▶ **Problem statement**
Scan the data below for the string "subtitle". Show every line where it turns up.

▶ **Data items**

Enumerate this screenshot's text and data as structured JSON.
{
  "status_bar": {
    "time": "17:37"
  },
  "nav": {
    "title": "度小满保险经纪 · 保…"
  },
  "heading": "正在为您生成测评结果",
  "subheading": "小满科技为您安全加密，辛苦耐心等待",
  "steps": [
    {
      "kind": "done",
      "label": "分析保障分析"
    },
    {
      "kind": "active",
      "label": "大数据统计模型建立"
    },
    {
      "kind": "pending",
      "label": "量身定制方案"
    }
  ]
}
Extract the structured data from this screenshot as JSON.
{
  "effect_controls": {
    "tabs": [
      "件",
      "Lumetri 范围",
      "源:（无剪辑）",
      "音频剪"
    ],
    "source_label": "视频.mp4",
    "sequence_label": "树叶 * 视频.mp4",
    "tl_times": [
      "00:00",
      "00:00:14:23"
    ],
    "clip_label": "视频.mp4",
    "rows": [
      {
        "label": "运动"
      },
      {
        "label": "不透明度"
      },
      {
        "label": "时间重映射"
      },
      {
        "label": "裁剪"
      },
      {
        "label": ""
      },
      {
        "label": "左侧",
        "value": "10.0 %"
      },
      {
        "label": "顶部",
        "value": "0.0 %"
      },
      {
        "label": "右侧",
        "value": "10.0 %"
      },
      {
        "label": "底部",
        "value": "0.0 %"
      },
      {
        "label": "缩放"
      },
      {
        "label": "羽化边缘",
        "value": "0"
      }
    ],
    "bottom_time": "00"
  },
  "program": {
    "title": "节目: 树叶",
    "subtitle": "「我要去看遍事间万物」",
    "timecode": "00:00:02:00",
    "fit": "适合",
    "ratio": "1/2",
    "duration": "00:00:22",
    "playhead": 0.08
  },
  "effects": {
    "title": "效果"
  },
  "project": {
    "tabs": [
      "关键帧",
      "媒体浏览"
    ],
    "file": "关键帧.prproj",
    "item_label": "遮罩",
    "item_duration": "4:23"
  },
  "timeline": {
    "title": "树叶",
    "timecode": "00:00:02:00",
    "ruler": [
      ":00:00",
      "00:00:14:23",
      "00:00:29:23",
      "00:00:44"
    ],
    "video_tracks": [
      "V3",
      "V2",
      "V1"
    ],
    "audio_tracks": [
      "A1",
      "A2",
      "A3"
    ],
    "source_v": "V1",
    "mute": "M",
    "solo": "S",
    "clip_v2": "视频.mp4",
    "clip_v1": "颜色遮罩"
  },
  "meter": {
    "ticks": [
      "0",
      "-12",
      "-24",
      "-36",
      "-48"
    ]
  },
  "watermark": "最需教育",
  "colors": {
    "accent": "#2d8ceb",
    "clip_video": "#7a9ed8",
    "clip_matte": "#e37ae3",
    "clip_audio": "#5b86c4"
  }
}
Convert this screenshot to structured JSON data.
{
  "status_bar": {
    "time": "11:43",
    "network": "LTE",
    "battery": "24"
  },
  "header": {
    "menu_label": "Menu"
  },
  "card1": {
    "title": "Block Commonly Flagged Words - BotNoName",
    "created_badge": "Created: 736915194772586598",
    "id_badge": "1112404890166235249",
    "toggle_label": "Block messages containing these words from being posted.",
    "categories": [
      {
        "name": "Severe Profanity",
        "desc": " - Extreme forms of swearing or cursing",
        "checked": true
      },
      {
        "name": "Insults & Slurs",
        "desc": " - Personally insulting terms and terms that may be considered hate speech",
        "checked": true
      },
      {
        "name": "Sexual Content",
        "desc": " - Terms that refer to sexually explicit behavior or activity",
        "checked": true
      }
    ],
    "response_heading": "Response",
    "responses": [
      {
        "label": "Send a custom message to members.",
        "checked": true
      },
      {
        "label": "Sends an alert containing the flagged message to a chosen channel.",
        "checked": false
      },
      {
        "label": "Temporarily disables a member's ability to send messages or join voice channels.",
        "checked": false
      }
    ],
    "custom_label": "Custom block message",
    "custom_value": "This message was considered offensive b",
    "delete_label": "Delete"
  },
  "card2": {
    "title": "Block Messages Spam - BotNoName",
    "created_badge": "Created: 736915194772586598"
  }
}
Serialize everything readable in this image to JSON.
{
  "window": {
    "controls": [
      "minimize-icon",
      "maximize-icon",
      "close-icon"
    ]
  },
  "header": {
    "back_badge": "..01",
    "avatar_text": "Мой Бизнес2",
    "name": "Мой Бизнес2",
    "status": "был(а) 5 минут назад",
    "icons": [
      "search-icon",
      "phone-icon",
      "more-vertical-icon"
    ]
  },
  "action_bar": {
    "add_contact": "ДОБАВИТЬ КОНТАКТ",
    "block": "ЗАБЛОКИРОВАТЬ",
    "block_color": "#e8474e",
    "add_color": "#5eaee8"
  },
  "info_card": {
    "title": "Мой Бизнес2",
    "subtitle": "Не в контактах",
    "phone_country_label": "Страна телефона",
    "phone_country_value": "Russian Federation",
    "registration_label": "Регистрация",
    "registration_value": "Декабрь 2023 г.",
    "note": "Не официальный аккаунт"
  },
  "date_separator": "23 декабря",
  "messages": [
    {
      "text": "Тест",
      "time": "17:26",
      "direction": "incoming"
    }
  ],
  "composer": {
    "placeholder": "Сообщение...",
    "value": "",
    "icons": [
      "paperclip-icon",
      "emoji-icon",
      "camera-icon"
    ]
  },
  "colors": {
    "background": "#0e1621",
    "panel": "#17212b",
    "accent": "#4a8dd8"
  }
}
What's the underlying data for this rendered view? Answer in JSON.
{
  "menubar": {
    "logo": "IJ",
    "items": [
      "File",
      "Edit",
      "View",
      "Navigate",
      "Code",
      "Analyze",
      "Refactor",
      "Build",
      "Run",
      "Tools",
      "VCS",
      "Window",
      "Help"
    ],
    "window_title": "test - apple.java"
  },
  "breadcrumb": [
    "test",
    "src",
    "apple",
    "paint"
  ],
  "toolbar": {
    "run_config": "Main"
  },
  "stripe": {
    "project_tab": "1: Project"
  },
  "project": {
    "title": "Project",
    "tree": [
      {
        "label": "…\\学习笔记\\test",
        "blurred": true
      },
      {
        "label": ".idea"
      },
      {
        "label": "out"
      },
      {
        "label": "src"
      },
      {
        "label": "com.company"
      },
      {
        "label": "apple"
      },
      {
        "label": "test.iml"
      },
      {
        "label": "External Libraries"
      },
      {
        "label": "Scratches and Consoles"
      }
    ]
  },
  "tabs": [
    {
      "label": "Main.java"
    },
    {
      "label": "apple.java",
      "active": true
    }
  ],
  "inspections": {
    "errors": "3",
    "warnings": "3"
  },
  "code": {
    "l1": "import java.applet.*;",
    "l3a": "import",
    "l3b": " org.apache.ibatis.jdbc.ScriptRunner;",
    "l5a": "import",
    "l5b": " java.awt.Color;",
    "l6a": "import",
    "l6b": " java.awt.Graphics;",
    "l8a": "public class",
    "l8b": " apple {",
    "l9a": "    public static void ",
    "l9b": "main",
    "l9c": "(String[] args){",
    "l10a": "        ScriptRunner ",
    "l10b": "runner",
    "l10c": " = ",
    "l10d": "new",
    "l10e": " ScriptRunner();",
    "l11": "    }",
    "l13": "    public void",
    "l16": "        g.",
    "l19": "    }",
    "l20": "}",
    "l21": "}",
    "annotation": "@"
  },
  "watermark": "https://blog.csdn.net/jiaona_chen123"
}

▶ **Correct answer**
    "subtitle": "「我要去看遍事间万物」",
    "subtitle": "Не в контактах",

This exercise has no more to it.